══ DATA EXTRACT ══

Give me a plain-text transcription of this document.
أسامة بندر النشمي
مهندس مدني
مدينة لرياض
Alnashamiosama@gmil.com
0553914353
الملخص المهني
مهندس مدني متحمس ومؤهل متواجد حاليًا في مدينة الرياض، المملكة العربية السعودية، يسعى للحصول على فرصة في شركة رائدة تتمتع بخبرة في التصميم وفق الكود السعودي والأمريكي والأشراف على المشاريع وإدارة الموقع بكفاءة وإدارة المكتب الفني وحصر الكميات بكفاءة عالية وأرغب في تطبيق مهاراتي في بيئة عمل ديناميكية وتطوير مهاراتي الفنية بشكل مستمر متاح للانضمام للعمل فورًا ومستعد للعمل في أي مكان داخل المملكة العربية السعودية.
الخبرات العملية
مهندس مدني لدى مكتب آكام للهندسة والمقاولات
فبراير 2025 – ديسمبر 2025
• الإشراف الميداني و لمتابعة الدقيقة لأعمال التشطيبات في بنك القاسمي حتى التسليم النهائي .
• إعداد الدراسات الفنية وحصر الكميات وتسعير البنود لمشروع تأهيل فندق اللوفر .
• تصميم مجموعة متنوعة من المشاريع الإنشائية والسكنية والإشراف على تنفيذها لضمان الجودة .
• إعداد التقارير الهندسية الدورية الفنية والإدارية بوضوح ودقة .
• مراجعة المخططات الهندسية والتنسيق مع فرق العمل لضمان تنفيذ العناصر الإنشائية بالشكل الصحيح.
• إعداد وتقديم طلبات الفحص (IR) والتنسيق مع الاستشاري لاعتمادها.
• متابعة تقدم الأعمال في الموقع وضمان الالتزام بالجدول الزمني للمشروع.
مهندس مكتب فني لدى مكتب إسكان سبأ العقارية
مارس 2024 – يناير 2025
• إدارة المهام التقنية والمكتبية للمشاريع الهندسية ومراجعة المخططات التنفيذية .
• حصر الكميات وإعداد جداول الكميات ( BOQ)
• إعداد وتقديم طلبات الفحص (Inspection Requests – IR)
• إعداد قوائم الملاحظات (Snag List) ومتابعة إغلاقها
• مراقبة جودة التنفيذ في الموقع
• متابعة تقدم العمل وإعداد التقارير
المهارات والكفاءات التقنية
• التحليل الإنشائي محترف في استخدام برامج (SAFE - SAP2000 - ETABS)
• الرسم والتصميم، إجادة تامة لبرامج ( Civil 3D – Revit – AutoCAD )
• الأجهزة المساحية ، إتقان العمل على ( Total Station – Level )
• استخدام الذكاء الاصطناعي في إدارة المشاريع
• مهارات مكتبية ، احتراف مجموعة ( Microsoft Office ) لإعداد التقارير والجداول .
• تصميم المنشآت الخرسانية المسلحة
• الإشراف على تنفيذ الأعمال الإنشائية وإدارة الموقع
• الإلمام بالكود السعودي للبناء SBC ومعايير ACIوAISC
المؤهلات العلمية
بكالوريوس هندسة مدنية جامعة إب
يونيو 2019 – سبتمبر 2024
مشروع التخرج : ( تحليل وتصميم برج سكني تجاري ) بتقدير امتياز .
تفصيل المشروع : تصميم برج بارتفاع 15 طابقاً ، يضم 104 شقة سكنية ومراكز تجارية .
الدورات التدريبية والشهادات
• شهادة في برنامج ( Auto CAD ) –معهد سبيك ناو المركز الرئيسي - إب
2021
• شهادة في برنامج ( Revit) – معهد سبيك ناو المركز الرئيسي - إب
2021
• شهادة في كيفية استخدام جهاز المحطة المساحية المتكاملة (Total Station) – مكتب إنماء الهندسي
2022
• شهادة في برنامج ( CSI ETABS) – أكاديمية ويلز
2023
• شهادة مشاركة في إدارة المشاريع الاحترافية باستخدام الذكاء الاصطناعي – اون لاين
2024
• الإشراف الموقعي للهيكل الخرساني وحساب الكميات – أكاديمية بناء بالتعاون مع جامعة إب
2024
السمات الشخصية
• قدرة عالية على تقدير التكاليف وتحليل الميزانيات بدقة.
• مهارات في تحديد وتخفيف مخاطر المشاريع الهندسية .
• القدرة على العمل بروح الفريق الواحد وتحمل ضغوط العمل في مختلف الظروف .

═══

[WORK TO BE COMPLETED]
Copy out the material above in its entirety. Every detail must match.

[TASK SOLUTION]
Give me a plain-text transcription of this document.
أسامة بندر النشمي
مهندس مدني
مدينة لرياض
Alnashamiosama@gmil.com
0553914353
الملخص المهني
مهندس مدني متحمس ومؤهل متواجد حاليًا في مدينة الرياض، المملكة العربية السعودية، يسعى للحصول على فرصة في شركة رائدة تتمتع بخبرة في التصميم وفق الكود السعودي والأمريكي والأشراف على المشاريع وإدارة الموقع بكفاءة وإدارة المكتب الفني وحصر الكميات بكفاءة عالية وأرغب في تطبيق مهاراتي في بيئة عمل ديناميكية وتطوير مهاراتي الفنية بشكل مستمر متاح للانضمام للعمل فورًا ومستعد للعمل في أي مكان داخل المملكة العربية السعودية.
الخبرات العملية
مهندس مدني لدى مكتب آكام للهندسة والمقاولات
فبراير 2025 – ديسمبر 2025
• الإشراف الميداني و لمتابعة الدقيقة لأعمال التشطيبات في بنك القاسمي حتى التسليم النهائي .
• إعداد الدراسات الفنية وحصر الكميات وتسعير البنود لمشروع تأهيل فندق اللوفر .
• تصميم مجموعة متنوعة من المشاريع الإنشائية والسكنية والإشراف على تنفيذها لضمان الجودة .
• إعداد التقارير الهندسية الدورية الفنية والإدارية بوضوح ودقة .
• مراجعة المخططات الهندسية والتنسيق مع فرق العمل لضمان تنفيذ العناصر الإنشائية بالشكل الصحيح.
• إعداد وتقديم طلبات الفحص (IR) والتنسيق مع الاستشاري لاعتمادها.
• متابعة تقدم الأعمال في الموقع وضمان الالتزام بالجدول الزمني للمشروع.
مهندس مكتب فني لدى مكتب إسكان سبأ العقارية
مارس 2024 – يناير 2025
• إدارة المهام التقنية والمكتبية للمشاريع الهندسية ومراجعة المخططات التنفيذية .
• حصر الكميات وإعداد جداول الكميات ( BOQ)
• إعداد وتقديم طلبات الفحص (Inspection Requests – IR)
• إعداد قوائم الملاحظات (Snag List) ومتابعة إغلاقها
• مراقبة جودة التنفيذ في الموقع
• متابعة تقدم العمل وإعداد التقارير
المهارات والكفاءات التقنية
• التحليل الإنشائي محترف في استخدام برامج (SAFE - SAP2000 - ETABS)
• الرسم والتصميم، إجادة تامة لبرامج ( Civil 3D – Revit – AutoCAD )
• الأجهزة المساحية ، إتقان العمل على ( Total Station – Level )
• استخدام الذكاء الاصطناعي في إدارة المشاريع
• مهارات مكتبية ، احتراف مجموعة ( Microsoft Office ) لإعداد التقارير والجداول .
• تصميم المنشآت الخرسانية المسلحة
• الإشراف على تنفيذ الأعمال الإنشائية وإدارة الموقع
• الإلمام بالكود السعودي للبناء SBC ومعايير ACIوAISC
المؤهلات العلمية
بكالوريوس هندسة مدنية جامعة إب
يونيو 2019 – سبتمبر 2024
مشروع التخرج : ( تحليل وتصميم برج سكني تجاري ) بتقدير امتياز .
تفصيل المشروع : تصميم برج بارتفاع 15 طابقاً ، يضم 104 شقة سكنية ومراكز تجارية .
الدورات التدريبية والشهادات
• شهادة في برنامج ( Auto CAD ) –معهد سبيك ناو المركز الرئيسي - إب
2021
• شهادة في برنامج ( Revit) – معهد سبيك ناو المركز الرئيسي - إب
2021
• شهادة في كيفية استخدام جهاز المحطة المساحية المتكاملة (Total Station) – مكتب إنماء الهندسي
2022
• شهادة في برنامج ( CSI ETABS) – أكاديمية ويلز
2023
• شهادة مشاركة في إدارة المشاريع الاحترافية باستخدام الذكاء الاصطناعي – اون لاين
2024
• الإشراف الموقعي للهيكل الخرساني وحساب الكميات – أكاديمية بناء بالتعاون مع جامعة إب
2024
السمات الشخصية
• قدرة عالية على تقدير التكاليف وتحليل الميزانيات بدقة.
• مهارات في تحديد وتخفيف مخاطر المشاريع الهندسية .
• القدرة على العمل بروح الفريق الواحد وتحمل ضغوط العمل في مختلف الظروف .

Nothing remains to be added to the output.